* Begin Data for this task *

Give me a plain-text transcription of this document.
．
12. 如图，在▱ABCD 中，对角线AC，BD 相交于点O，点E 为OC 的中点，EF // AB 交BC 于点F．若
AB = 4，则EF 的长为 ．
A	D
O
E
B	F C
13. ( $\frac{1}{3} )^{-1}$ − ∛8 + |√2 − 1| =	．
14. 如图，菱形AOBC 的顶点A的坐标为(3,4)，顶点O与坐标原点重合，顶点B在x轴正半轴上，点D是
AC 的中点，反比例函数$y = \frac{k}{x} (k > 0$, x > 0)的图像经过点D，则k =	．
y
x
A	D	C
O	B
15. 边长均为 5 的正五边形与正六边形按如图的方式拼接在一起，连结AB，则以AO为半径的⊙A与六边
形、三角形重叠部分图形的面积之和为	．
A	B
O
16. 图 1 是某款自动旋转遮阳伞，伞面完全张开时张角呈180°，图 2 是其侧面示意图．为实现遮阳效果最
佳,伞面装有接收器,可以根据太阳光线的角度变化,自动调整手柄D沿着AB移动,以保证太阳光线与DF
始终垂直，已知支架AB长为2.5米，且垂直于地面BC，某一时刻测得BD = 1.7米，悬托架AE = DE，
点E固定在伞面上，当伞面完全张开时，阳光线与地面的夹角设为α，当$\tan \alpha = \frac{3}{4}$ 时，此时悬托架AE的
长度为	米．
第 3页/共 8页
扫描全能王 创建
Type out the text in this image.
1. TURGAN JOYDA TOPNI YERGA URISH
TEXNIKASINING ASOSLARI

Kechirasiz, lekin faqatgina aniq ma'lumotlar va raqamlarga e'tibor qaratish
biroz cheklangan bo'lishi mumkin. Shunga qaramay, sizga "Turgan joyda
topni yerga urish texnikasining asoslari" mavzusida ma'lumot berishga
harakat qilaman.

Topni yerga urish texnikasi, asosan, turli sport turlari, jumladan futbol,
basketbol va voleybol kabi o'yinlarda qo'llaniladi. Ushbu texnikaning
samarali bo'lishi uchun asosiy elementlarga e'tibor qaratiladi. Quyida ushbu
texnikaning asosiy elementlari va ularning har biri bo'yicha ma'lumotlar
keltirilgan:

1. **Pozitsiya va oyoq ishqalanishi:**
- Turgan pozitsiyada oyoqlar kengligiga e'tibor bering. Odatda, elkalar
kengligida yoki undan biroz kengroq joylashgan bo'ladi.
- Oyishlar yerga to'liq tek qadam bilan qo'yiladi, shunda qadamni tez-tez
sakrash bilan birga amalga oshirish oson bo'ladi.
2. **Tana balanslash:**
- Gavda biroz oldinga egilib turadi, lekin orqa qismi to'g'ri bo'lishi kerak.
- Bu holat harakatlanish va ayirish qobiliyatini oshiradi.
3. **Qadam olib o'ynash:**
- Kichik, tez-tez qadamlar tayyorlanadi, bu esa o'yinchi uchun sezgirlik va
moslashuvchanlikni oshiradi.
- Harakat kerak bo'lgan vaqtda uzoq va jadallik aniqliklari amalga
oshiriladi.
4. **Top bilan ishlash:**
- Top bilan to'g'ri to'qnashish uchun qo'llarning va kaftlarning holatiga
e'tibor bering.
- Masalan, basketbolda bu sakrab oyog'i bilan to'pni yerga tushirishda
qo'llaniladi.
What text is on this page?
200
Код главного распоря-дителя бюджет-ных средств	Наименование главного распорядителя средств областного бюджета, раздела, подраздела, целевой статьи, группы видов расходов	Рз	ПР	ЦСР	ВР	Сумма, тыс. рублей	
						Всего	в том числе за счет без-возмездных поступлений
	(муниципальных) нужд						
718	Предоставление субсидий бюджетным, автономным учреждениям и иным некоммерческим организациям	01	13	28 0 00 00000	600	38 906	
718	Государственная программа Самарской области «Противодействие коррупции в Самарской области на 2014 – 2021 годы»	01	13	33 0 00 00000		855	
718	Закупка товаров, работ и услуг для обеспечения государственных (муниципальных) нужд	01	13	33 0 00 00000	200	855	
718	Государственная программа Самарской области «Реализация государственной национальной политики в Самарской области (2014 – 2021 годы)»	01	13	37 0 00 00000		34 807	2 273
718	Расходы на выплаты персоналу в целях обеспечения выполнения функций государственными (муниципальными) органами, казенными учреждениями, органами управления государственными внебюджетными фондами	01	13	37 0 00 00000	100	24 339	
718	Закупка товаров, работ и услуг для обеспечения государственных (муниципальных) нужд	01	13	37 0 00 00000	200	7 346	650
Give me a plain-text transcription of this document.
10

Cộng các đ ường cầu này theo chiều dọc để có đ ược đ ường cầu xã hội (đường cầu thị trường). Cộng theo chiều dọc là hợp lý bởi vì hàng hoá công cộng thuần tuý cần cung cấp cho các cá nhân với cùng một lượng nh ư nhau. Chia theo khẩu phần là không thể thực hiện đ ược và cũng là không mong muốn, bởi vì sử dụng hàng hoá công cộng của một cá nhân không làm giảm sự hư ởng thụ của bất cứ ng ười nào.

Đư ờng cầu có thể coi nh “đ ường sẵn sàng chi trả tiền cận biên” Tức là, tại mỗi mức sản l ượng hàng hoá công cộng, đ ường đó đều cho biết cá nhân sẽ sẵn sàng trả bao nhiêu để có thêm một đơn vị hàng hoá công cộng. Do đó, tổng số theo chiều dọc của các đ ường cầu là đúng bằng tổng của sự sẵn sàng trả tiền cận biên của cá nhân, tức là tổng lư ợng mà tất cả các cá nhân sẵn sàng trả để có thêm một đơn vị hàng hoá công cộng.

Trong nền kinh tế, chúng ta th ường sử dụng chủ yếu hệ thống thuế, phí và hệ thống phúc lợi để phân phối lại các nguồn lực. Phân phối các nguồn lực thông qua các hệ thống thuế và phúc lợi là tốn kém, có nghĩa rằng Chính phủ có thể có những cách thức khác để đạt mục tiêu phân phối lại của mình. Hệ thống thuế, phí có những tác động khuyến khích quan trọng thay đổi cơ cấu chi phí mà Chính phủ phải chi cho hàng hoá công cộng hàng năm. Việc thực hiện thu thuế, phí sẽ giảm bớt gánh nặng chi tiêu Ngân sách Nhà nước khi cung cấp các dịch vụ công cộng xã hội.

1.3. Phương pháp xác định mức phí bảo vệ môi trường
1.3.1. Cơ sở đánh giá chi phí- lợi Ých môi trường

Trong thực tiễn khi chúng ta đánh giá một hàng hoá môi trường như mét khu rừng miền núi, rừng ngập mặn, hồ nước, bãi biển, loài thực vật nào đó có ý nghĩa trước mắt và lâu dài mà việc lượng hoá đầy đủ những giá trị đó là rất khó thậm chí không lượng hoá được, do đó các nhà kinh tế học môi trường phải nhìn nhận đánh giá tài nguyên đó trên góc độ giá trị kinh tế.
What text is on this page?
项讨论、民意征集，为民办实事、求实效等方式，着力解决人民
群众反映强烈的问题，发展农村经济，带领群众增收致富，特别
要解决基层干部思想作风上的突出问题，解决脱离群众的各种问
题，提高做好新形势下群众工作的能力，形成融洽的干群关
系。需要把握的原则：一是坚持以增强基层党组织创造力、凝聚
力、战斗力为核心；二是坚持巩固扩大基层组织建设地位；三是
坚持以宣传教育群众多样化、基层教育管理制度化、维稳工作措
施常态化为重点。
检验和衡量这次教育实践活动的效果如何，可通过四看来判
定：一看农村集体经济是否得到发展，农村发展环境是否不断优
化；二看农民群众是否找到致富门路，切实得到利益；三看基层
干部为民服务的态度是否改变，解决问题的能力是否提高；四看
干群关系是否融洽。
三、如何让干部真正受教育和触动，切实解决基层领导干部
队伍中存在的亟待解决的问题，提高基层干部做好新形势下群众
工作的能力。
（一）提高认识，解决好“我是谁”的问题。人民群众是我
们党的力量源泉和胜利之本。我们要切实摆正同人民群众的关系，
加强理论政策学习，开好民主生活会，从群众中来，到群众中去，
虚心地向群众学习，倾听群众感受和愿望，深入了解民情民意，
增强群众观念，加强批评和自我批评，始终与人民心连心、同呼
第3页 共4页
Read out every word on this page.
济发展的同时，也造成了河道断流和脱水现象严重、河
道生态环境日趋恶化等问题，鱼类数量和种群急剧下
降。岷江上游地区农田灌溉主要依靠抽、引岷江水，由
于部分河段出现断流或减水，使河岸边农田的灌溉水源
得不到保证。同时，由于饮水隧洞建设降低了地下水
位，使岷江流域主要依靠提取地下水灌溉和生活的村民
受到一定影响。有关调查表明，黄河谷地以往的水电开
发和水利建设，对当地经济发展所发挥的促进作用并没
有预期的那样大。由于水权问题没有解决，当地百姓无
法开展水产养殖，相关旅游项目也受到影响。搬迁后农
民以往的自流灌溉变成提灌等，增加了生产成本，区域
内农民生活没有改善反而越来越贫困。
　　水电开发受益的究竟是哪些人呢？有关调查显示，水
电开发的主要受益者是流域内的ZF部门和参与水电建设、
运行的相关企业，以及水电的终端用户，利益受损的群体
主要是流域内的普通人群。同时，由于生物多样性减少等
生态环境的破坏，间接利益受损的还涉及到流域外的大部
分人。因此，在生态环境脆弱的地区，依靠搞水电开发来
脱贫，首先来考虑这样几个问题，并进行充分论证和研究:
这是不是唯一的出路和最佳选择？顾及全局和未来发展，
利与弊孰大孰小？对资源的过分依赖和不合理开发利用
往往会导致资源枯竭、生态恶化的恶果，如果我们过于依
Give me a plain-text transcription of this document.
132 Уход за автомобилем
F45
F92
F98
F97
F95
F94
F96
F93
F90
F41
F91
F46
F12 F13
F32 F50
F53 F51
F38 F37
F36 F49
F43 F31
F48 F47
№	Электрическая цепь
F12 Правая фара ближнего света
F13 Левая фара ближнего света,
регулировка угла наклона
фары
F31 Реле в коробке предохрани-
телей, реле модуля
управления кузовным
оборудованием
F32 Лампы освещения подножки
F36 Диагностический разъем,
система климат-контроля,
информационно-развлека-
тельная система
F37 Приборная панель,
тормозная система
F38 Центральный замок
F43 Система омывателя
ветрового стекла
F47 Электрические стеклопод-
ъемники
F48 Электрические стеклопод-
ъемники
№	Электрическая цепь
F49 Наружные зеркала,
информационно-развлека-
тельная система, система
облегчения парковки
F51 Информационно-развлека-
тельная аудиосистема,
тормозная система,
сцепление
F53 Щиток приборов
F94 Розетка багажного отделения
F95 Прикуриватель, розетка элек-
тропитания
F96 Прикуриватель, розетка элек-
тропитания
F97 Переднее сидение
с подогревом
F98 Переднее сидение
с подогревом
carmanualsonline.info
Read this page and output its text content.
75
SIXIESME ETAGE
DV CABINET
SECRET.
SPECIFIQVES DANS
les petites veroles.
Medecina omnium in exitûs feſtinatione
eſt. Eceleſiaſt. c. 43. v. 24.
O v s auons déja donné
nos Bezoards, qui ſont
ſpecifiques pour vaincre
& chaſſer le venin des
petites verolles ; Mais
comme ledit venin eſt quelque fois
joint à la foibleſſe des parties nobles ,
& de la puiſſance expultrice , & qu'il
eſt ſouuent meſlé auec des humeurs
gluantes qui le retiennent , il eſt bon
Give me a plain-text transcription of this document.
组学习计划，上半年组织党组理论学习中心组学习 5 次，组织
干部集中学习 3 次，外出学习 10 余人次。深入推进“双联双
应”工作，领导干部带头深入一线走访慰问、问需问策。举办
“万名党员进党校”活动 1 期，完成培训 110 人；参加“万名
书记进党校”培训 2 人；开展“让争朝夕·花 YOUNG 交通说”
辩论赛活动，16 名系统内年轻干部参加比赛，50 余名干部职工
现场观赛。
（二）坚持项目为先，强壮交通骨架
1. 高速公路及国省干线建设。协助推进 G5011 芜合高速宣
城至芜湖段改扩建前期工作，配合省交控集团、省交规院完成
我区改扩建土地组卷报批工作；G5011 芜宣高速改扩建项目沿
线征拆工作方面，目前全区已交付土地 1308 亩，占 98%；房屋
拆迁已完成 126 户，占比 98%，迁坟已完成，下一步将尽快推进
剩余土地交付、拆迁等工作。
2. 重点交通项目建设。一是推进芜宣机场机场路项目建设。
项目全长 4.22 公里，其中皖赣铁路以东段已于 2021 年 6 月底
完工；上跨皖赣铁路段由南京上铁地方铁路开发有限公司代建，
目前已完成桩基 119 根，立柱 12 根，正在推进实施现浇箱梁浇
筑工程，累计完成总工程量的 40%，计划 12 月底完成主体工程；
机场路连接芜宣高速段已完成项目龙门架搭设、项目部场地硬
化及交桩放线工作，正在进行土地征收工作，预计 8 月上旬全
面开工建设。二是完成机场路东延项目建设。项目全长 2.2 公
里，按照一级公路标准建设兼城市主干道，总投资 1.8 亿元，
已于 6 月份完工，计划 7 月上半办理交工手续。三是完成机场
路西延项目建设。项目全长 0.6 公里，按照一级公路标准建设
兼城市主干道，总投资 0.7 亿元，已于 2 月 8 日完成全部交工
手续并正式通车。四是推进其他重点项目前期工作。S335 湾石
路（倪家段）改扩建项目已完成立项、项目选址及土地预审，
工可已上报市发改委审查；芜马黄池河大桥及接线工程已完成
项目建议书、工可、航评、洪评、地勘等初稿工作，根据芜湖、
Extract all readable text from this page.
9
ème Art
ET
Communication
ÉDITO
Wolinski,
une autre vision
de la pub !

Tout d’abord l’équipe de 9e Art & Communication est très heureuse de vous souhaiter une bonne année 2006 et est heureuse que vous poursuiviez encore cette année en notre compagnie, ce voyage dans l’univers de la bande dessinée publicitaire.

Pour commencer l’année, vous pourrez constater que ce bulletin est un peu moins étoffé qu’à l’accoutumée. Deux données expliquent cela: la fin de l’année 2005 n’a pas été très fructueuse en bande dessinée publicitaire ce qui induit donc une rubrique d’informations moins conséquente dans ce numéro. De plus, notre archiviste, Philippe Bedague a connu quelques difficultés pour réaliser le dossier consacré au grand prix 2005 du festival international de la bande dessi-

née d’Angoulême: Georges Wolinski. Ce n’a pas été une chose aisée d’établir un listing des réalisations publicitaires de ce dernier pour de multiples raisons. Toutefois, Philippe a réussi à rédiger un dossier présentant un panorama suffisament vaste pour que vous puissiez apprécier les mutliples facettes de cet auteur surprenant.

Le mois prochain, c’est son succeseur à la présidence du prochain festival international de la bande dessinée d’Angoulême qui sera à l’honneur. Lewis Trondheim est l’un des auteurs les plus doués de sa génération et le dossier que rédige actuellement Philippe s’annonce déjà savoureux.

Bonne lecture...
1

* End Data for this task *

◆ Problem to work on
Lines in the records that hold the word "amalga" are to be counted; give only the total.

◆ Completed task
2